** START Extracted material **

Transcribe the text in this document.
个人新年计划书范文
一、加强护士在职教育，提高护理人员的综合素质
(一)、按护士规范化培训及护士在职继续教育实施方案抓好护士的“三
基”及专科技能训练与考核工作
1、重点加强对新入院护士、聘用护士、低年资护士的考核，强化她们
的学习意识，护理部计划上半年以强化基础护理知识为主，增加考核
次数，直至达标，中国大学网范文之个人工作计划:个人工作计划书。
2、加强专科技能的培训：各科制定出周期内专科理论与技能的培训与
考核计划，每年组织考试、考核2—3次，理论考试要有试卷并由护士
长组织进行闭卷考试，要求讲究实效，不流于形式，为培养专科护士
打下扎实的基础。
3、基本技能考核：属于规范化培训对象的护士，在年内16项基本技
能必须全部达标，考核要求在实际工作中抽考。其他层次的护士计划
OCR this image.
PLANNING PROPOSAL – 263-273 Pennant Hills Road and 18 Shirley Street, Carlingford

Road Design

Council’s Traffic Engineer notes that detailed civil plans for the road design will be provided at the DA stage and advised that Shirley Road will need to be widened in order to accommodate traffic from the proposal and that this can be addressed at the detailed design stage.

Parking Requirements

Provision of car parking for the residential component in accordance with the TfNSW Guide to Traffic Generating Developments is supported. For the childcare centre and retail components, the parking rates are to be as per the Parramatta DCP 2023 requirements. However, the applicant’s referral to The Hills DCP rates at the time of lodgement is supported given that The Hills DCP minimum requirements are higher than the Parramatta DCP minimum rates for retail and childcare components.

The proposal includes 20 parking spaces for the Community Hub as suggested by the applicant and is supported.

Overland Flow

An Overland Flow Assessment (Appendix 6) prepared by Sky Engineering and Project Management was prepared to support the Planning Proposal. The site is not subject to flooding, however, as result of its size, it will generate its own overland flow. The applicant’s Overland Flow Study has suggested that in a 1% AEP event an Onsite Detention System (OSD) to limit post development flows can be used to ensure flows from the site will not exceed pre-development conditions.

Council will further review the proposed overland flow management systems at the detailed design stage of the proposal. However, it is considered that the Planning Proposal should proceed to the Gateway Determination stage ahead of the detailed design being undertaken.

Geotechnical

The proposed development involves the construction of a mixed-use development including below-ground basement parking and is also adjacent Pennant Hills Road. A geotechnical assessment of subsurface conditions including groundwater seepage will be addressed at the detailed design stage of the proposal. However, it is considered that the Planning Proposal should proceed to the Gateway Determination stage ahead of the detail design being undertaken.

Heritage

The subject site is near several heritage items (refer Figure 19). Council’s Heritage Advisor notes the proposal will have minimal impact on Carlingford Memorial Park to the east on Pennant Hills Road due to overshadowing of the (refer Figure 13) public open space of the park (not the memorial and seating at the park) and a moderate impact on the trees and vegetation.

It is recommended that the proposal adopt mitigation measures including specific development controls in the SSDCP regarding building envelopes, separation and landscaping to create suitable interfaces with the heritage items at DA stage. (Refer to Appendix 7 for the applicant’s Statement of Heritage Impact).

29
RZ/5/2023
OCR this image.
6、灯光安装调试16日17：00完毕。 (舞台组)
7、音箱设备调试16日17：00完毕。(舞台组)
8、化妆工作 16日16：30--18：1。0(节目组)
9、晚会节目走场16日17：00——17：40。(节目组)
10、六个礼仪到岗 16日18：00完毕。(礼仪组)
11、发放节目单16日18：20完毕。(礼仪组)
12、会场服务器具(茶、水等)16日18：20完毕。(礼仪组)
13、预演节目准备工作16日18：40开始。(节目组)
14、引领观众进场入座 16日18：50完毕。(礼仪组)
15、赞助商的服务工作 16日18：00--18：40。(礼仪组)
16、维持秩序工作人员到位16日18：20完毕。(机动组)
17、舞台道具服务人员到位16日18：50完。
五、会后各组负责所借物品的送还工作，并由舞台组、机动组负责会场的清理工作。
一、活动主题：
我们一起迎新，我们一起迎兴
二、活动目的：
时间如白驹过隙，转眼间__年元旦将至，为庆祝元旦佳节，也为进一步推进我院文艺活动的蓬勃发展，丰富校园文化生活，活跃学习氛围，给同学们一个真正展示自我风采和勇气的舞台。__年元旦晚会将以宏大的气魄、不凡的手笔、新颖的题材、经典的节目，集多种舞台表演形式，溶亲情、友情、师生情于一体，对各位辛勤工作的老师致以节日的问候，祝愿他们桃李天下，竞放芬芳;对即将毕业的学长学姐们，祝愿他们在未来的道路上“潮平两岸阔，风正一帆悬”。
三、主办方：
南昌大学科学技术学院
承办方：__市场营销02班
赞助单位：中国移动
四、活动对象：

** END Extracted material **

What this task involves:
Write out the material exactly as given.

Worked solution:
Transcribe the text in this document.
个人新年计划书范文
一、加强护士在职教育，提高护理人员的综合素质
(一)、按护士规范化培训及护士在职继续教育实施方案抓好护士的“三
基”及专科技能训练与考核工作
1、重点加强对新入院护士、聘用护士、低年资护士的考核，强化她们
的学习意识，护理部计划上半年以强化基础护理知识为主，增加考核
次数，直至达标，中国大学网范文之个人工作计划:个人工作计划书。
2、加强专科技能的培训：各科制定出周期内专科理论与技能的培训与
考核计划，每年组织考试、考核2—3次，理论考试要有试卷并由护士
长组织进行闭卷考试，要求讲究实效，不流于形式，为培养专科护士
打下扎实的基础。
3、基本技能考核：属于规范化培训对象的护士，在年内16项基本技
能必须全部达标，考核要求在实际工作中抽考。其他层次的护士计划
OCR this image.
PLANNING PROPOSAL – 263-273 Pennant Hills Road and 18 Shirley Street, Carlingford

Road Design

Council’s Traffic Engineer notes that detailed civil plans for the road design will be provided at the DA stage and advised that Shirley Road will need to be widened in order to accommodate traffic from the proposal and that this can be addressed at the detailed design stage.

Parking Requirements

Provision of car parking for the residential component in accordance with the TfNSW Guide to Traffic Generating Developments is supported. For the childcare centre and retail components, the parking rates are to be as per the Parramatta DCP 2023 requirements. However, the applicant’s referral to The Hills DCP rates at the time of lodgement is supported given that The Hills DCP minimum requirements are higher than the Parramatta DCP minimum rates for retail and childcare components.

The proposal includes 20 parking spaces for the Community Hub as suggested by the applicant and is supported.

Overland Flow

An Overland Flow Assessment (Appendix 6) prepared by Sky Engineering and Project Management was prepared to support the Planning Proposal. The site is not subject to flooding, however, as result of its size, it will generate its own overland flow. The applicant’s Overland Flow Study has suggested that in a 1% AEP event an Onsite Detention System (OSD) to limit post development flows can be used to ensure flows from the site will not exceed pre-development conditions.

Council will further review the proposed overland flow management systems at the detailed design stage of the proposal. However, it is considered that the Planning Proposal should proceed to the Gateway Determination stage ahead of the detailed design being undertaken.

Geotechnical

The proposed development involves the construction of a mixed-use development including below-ground basement parking and is also adjacent Pennant Hills Road. A geotechnical assessment of subsurface conditions including groundwater seepage will be addressed at the detailed design stage of the proposal. However, it is considered that the Planning Proposal should proceed to the Gateway Determination stage ahead of the detail design being undertaken.

Heritage

The subject site is near several heritage items (refer Figure 19). Council’s Heritage Advisor notes the proposal will have minimal impact on Carlingford Memorial Park to the east on Pennant Hills Road due to overshadowing of the (refer Figure 13) public open space of the park (not the memorial and seating at the park) and a moderate impact on the trees and vegetation.

It is recommended that the proposal adopt mitigation measures including specific development controls in the SSDCP regarding building envelopes, separation and landscaping to create suitable interfaces with the heritage items at DA stage. (Refer to Appendix 7 for the applicant’s Statement of Heritage Impact).

29
RZ/5/2023
OCR this image.
6、灯光安装调试16日17：00完毕。 (舞台组)
7、音箱设备调试16日17：00完毕。(舞台组)
8、化妆工作 16日16：30--18：1。0(节目组)
9、晚会节目走场16日17：00——17：40。(节目组)
10、六个礼仪到岗 16日18：00完毕。(礼仪组)
11、发放节目单16日18：20完毕。(礼仪组)
12、会场服务器具(茶、水等)16日18：20完毕。(礼仪组)
13、预演节目准备工作16日18：40开始。(节目组)
14、引领观众进场入座 16日18：50完毕。(礼仪组)
15、赞助商的服务工作 16日18：00--18：40。(礼仪组)
16、维持秩序工作人员到位16日18：20完毕。(机动组)
17、舞台道具服务人员到位16日18：50完。
五、会后各组负责所借物品的送还工作，并由舞台组、机动组负责会场的清理工作。
一、活动主题：
我们一起迎新，我们一起迎兴
二、活动目的：
时间如白驹过隙，转眼间__年元旦将至，为庆祝元旦佳节，也为进一步推进我院文艺活动的蓬勃发展，丰富校园文化生活，活跃学习氛围，给同学们一个真正展示自我风采和勇气的舞台。__年元旦晚会将以宏大的气魄、不凡的手笔、新颖的题材、经典的节目，集多种舞台表演形式，溶亲情、友情、师生情于一体，对各位辛勤工作的老师致以节日的问候，祝愿他们桃李天下，竞放芬芳;对即将毕业的学长学姐们，祝愿他们在未来的道路上“潮平两岸阔，风正一帆悬”。
三、主办方：
南昌大学科学技术学院
承办方：__市场营销02班
赞助单位：中国移动
四、活动对象：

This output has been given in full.